Show every line in the records below that contains the word "username".

— Start —

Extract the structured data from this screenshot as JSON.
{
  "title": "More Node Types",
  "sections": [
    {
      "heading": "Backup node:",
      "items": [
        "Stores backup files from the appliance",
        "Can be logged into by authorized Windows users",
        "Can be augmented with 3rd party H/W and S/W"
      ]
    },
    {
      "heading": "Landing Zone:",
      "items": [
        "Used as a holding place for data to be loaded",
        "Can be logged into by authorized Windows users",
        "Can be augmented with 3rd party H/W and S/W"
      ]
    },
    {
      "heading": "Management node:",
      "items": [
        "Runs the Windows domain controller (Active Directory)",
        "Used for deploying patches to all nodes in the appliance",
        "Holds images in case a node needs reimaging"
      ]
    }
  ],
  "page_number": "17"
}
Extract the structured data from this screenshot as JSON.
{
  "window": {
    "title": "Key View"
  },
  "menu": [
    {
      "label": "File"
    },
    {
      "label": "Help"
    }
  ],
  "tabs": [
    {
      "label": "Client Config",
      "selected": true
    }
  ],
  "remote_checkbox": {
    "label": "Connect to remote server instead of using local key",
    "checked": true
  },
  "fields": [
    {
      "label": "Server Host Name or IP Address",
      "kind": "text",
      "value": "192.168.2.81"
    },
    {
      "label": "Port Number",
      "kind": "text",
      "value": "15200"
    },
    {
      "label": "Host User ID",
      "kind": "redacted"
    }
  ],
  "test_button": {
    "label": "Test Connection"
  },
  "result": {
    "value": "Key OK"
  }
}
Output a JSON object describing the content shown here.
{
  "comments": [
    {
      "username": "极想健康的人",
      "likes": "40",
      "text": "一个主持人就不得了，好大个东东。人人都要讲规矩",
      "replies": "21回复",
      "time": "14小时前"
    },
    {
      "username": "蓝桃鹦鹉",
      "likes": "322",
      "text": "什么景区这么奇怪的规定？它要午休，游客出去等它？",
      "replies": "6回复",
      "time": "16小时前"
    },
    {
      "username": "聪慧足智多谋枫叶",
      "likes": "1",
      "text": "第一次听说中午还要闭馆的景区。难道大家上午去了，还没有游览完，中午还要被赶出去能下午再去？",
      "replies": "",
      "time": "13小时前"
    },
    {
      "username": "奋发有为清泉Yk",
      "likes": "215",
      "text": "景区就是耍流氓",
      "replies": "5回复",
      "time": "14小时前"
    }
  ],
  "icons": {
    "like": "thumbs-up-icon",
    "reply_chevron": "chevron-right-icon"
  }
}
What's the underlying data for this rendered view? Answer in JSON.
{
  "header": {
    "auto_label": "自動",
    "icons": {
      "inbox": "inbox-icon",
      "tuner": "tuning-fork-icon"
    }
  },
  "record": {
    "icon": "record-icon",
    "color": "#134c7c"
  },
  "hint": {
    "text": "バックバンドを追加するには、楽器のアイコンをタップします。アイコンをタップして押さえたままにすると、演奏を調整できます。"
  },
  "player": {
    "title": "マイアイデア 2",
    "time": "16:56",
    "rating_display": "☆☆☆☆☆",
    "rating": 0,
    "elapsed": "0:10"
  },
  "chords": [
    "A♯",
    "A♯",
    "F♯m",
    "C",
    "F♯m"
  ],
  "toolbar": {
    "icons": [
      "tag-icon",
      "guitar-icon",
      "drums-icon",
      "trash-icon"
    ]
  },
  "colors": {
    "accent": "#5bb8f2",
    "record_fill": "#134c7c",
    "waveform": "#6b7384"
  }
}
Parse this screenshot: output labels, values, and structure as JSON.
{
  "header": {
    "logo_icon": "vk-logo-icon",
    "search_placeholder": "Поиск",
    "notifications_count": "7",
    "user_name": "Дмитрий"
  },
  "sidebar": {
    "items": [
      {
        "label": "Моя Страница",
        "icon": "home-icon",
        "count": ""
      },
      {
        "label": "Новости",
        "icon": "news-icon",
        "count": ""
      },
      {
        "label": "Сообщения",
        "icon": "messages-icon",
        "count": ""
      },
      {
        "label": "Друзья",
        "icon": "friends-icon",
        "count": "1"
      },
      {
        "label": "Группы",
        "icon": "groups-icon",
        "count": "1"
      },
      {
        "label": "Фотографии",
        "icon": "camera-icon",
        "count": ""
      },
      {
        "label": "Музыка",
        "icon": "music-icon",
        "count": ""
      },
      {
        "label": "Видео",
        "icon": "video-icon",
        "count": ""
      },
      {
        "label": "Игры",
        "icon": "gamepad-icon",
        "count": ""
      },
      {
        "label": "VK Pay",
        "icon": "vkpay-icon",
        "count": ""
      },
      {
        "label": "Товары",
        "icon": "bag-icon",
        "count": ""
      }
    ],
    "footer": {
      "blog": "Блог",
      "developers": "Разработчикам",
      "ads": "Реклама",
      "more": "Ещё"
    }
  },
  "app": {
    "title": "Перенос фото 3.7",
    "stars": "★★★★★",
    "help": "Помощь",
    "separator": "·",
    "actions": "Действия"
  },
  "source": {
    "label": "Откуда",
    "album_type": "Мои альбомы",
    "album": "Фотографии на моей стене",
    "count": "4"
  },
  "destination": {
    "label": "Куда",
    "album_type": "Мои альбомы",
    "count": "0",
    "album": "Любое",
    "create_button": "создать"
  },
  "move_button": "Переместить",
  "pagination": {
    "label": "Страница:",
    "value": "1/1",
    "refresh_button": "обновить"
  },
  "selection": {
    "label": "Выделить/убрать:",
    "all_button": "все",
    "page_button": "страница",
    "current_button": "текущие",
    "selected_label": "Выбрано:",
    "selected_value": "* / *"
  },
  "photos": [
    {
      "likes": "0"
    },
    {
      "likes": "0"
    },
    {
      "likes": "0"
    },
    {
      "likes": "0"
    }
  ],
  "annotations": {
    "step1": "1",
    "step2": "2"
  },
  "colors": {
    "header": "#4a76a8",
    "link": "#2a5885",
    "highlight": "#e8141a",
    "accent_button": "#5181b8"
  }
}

— End —

» **Answer in full**
      "username": "极想健康的人",
      "username": "蓝桃鹦鹉",
      "username": "聪慧足智多谋枫叶",
      "username": "奋发有为清泉Yk",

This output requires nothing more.